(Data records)
********

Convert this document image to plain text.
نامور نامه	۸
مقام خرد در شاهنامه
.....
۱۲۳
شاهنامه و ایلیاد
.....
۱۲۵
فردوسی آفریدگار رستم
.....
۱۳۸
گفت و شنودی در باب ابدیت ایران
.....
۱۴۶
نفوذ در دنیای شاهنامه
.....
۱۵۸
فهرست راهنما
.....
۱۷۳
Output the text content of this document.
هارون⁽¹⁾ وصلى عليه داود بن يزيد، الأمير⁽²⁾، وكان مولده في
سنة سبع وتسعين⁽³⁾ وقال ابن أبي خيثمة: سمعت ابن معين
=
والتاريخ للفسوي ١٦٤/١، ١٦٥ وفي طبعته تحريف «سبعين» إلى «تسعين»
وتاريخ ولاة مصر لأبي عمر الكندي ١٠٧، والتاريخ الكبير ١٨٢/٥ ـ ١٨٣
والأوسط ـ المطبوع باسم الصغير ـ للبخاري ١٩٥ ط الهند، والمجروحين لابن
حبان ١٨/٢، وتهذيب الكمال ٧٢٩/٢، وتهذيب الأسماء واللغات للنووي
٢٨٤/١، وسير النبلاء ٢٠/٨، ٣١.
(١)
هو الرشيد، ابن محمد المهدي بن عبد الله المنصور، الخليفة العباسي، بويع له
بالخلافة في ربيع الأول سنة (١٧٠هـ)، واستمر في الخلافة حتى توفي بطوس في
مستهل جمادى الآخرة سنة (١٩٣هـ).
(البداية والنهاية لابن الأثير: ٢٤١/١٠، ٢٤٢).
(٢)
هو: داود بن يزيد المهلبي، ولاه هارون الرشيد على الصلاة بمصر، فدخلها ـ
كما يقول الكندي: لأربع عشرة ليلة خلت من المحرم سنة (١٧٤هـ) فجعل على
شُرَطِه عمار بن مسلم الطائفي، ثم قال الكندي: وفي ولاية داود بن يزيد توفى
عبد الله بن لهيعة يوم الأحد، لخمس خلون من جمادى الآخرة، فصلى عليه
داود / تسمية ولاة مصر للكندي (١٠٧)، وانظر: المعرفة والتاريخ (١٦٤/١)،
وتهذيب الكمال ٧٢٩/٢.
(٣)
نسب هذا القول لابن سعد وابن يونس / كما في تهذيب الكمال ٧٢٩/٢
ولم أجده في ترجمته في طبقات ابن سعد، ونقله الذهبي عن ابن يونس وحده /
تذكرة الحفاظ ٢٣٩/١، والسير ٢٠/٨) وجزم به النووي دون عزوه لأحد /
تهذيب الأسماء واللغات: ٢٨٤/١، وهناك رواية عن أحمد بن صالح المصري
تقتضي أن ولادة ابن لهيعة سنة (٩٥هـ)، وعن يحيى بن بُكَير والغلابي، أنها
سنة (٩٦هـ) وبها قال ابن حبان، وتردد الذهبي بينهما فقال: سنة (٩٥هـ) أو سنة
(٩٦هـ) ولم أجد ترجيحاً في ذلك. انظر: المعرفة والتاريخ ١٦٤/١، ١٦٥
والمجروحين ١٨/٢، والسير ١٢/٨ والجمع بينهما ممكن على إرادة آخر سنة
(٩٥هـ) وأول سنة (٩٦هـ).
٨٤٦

********

**What you are asked to do**: Every record above should be output exactly.

**Reply**:
Convert this document image to plain text.
نامور نامه	۸
مقام خرد در شاهنامه
.....
۱۲۳
شاهنامه و ایلیاد
.....
۱۲۵
فردوسی آفریدگار رستم
.....
۱۳۸
گفت و شنودی در باب ابدیت ایران
.....
۱۴۶
نفوذ در دنیای شاهنامه
.....
۱۵۸
فهرست راهنما
.....
۱۷۳
Output the text content of this document.
هارون⁽¹⁾ وصلى عليه داود بن يزيد، الأمير⁽²⁾، وكان مولده في
سنة سبع وتسعين⁽³⁾ وقال ابن أبي خيثمة: سمعت ابن معين
=
والتاريخ للفسوي ١٦٤/١، ١٦٥ وفي طبعته تحريف «سبعين» إلى «تسعين»
وتاريخ ولاة مصر لأبي عمر الكندي ١٠٧، والتاريخ الكبير ١٨٢/٥ ـ ١٨٣
والأوسط ـ المطبوع باسم الصغير ـ للبخاري ١٩٥ ط الهند، والمجروحين لابن
حبان ١٨/٢، وتهذيب الكمال ٧٢٩/٢، وتهذيب الأسماء واللغات للنووي
٢٨٤/١، وسير النبلاء ٢٠/٨، ٣١.
(١)
هو الرشيد، ابن محمد المهدي بن عبد الله المنصور، الخليفة العباسي، بويع له
بالخلافة في ربيع الأول سنة (١٧٠هـ)، واستمر في الخلافة حتى توفي بطوس في
مستهل جمادى الآخرة سنة (١٩٣هـ).
(البداية والنهاية لابن الأثير: ٢٤١/١٠، ٢٤٢).
(٢)
هو: داود بن يزيد المهلبي، ولاه هارون الرشيد على الصلاة بمصر، فدخلها ـ
كما يقول الكندي: لأربع عشرة ليلة خلت من المحرم سنة (١٧٤هـ) فجعل على
شُرَطِه عمار بن مسلم الطائفي، ثم قال الكندي: وفي ولاية داود بن يزيد توفى
عبد الله بن لهيعة يوم الأحد، لخمس خلون من جمادى الآخرة، فصلى عليه
داود / تسمية ولاة مصر للكندي (١٠٧)، وانظر: المعرفة والتاريخ (١٦٤/١)،
وتهذيب الكمال ٧٢٩/٢.
(٣)
نسب هذا القول لابن سعد وابن يونس / كما في تهذيب الكمال ٧٢٩/٢
ولم أجده في ترجمته في طبقات ابن سعد، ونقله الذهبي عن ابن يونس وحده /
تذكرة الحفاظ ٢٣٩/١، والسير ٢٠/٨) وجزم به النووي دون عزوه لأحد /
تهذيب الأسماء واللغات: ٢٨٤/١، وهناك رواية عن أحمد بن صالح المصري
تقتضي أن ولادة ابن لهيعة سنة (٩٥هـ)، وعن يحيى بن بُكَير والغلابي، أنها
سنة (٩٦هـ) وبها قال ابن حبان، وتردد الذهبي بينهما فقال: سنة (٩٥هـ) أو سنة
(٩٦هـ) ولم أجد ترجيحاً في ذلك. انظر: المعرفة والتاريخ ١٦٤/١، ١٦٥
والمجروحين ١٨/٢، والسير ١٢/٨ والجمع بينهما ممكن على إرادة آخر سنة
(٩٥هـ) وأول سنة (٩٦هـ).
٨٤٦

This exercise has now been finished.